## Begin

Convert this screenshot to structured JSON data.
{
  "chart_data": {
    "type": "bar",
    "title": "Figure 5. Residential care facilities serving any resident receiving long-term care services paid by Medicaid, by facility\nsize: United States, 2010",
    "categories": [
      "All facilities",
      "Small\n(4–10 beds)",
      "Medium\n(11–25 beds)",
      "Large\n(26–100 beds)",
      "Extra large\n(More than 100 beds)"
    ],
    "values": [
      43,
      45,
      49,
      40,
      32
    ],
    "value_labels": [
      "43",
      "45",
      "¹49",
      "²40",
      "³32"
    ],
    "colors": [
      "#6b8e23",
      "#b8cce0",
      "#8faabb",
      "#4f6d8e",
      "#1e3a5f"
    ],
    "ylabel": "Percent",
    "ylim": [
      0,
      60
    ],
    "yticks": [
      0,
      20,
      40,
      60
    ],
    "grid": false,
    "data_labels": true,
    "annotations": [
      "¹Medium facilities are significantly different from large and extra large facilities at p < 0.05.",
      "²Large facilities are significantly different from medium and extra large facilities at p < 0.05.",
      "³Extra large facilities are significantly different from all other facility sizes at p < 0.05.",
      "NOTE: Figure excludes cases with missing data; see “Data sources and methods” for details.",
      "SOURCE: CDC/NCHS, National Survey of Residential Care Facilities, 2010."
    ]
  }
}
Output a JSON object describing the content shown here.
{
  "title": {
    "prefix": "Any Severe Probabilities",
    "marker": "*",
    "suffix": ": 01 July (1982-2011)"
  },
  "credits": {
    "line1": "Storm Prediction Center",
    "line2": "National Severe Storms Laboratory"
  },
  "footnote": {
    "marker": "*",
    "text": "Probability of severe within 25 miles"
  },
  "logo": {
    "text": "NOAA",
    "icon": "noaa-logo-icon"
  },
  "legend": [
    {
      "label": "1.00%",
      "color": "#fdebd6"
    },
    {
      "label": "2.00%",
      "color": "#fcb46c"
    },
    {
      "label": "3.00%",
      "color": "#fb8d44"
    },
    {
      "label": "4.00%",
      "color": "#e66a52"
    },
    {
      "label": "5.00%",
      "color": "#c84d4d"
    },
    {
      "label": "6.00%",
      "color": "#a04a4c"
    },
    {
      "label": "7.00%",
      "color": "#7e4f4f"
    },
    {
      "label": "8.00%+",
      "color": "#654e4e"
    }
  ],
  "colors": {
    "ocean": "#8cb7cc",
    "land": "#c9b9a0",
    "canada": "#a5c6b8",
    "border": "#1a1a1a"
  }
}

## End

• Prompt
Output the complete data exactly as written.

• Expected output
Convert this screenshot to structured JSON data.
{
  "chart_data": {
    "type": "bar",
    "title": "Figure 5. Residential care facilities serving any resident receiving long-term care services paid by Medicaid, by facility\nsize: United States, 2010",
    "categories": [
      "All facilities",
      "Small\n(4–10 beds)",
      "Medium\n(11–25 beds)",
      "Large\n(26–100 beds)",
      "Extra large\n(More than 100 beds)"
    ],
    "values": [
      43,
      45,
      49,
      40,
      32
    ],
    "value_labels": [
      "43",
      "45",
      "¹49",
      "²40",
      "³32"
    ],
    "colors": [
      "#6b8e23",
      "#b8cce0",
      "#8faabb",
      "#4f6d8e",
      "#1e3a5f"
    ],
    "ylabel": "Percent",
    "ylim": [
      0,
      60
    ],
    "yticks": [
      0,
      20,
      40,
      60
    ],
    "grid": false,
    "data_labels": true,
    "annotations": [
      "¹Medium facilities are significantly different from large and extra large facilities at p < 0.05.",
      "²Large facilities are significantly different from medium and extra large facilities at p < 0.05.",
      "³Extra large facilities are significantly different from all other facility sizes at p < 0.05.",
      "NOTE: Figure excludes cases with missing data; see “Data sources and methods” for details.",
      "SOURCE: CDC/NCHS, National Survey of Residential Care Facilities, 2010."
    ]
  }
}
Output a JSON object describing the content shown here.
{
  "title": {
    "prefix": "Any Severe Probabilities",
    "marker": "*",
    "suffix": ": 01 July (1982-2011)"
  },
  "credits": {
    "line1": "Storm Prediction Center",
    "line2": "National Severe Storms Laboratory"
  },
  "footnote": {
    "marker": "*",
    "text": "Probability of severe within 25 miles"
  },
  "logo": {
    "text": "NOAA",
    "icon": "noaa-logo-icon"
  },
  "legend": [
    {
      "label": "1.00%",
      "color": "#fdebd6"
    },
    {
      "label": "2.00%",
      "color": "#fcb46c"
    },
    {
      "label": "3.00%",
      "color": "#fb8d44"
    },
    {
      "label": "4.00%",
      "color": "#e66a52"
    },
    {
      "label": "5.00%",
      "color": "#c84d4d"
    },
    {
      "label": "6.00%",
      "color": "#a04a4c"
    },
    {
      "label": "7.00%",
      "color": "#7e4f4f"
    },
    {
      "label": "8.00%+",
      "color": "#654e4e"
    }
  ],
  "colors": {
    "ocean": "#8cb7cc",
    "land": "#c9b9a0",
    "canada": "#a5c6b8",
    "border": "#1a1a1a"
  }
}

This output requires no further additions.